> Task description
Leave the pictures out, and retype all of the material exactly as written.

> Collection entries
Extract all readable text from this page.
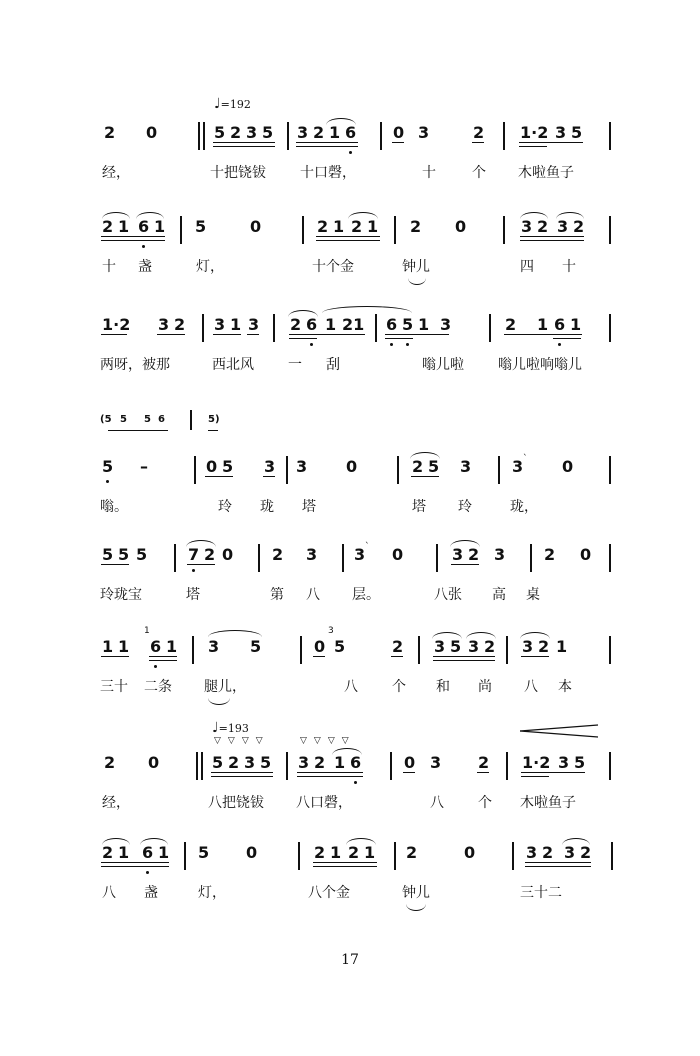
♩=192
2 0	5 2 3 5 3 2 1 6 0 3	2 1·2 3 5
经，	十把铙钹 十口磬，	十	个 木啦鱼子
2 1 6 1 5	0	2 1 2 1 2 0	3 2 3 2
十 盏	灯，	十个金	钟儿	四 十
1·2 3 2 3 1 3 2 6 1 21 6 5 1 3	2 1 6 1
两呀，被那	西北风 一 刮	嗡儿啦 嗡儿啦响嗡儿
(5 5 5 6	5)
5 –	0 5 3 3 0	2 5 3	3 ˋ 0
嗡。	玲 珑 塔	塔 玲	珑，
5 5 5	7 2 0 2 3 3 ˋ 0	3 2 3 2 0
玲珑宝	塔	第 八 层。	八张 高 桌
1 1
1
6 1 3 5	0
3
5	2 3 5 3 2 3 2 1
三十 二条 腿儿，	八 个 和 尚 八 本
♩=193
▽▽▽▽	▽▽▽▽
2 0	5 2 3 5 3 2 1 6	0 3 2 1·2 3 5
经，	八把铙钹 八口磬，	八 个 木啦鱼子
2 1 6 1 5 0	2 1 2 1 2	0	3 2 3 2
八 盏	灯，	八个金	钟儿	三十二
17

> Solution for this problem
Extract all readable text from this page.
♩=192
2 0	5 2 3 5 3 2 1 6 0 3	2 1·2 3 5
经，	十把铙钹 十口磬，	十	个 木啦鱼子
2 1 6 1 5	0	2 1 2 1 2 0	3 2 3 2
十 盏	灯，	十个金	钟儿	四 十
1·2 3 2 3 1 3 2 6 1 21 6 5 1 3	2 1 6 1
两呀，被那	西北风 一 刮	嗡儿啦 嗡儿啦响嗡儿
(5 5 5 6	5)
5 –	0 5 3 3 0	2 5 3	3 ˋ 0
嗡。	玲 珑 塔	塔 玲	珑，
5 5 5	7 2 0 2 3 3 ˋ 0	3 2 3 2 0
玲珑宝	塔	第 八 层。	八张 高 桌
1 1
1
6 1 3 5	0
3
5	2 3 5 3 2 3 2 1
三十 二条 腿儿，	八 个 和 尚 八 本
♩=193
▽▽▽▽	▽▽▽▽
2 0	5 2 3 5 3 2 1 6	0 3 2 1·2 3 5
经，	八把铙钹 八口磬，	八 个 木啦鱼子
2 1 6 1 5 0	2 1 2 1 2	0	3 2 3 2
八 盏	灯，	八个金	钟儿	三十二
17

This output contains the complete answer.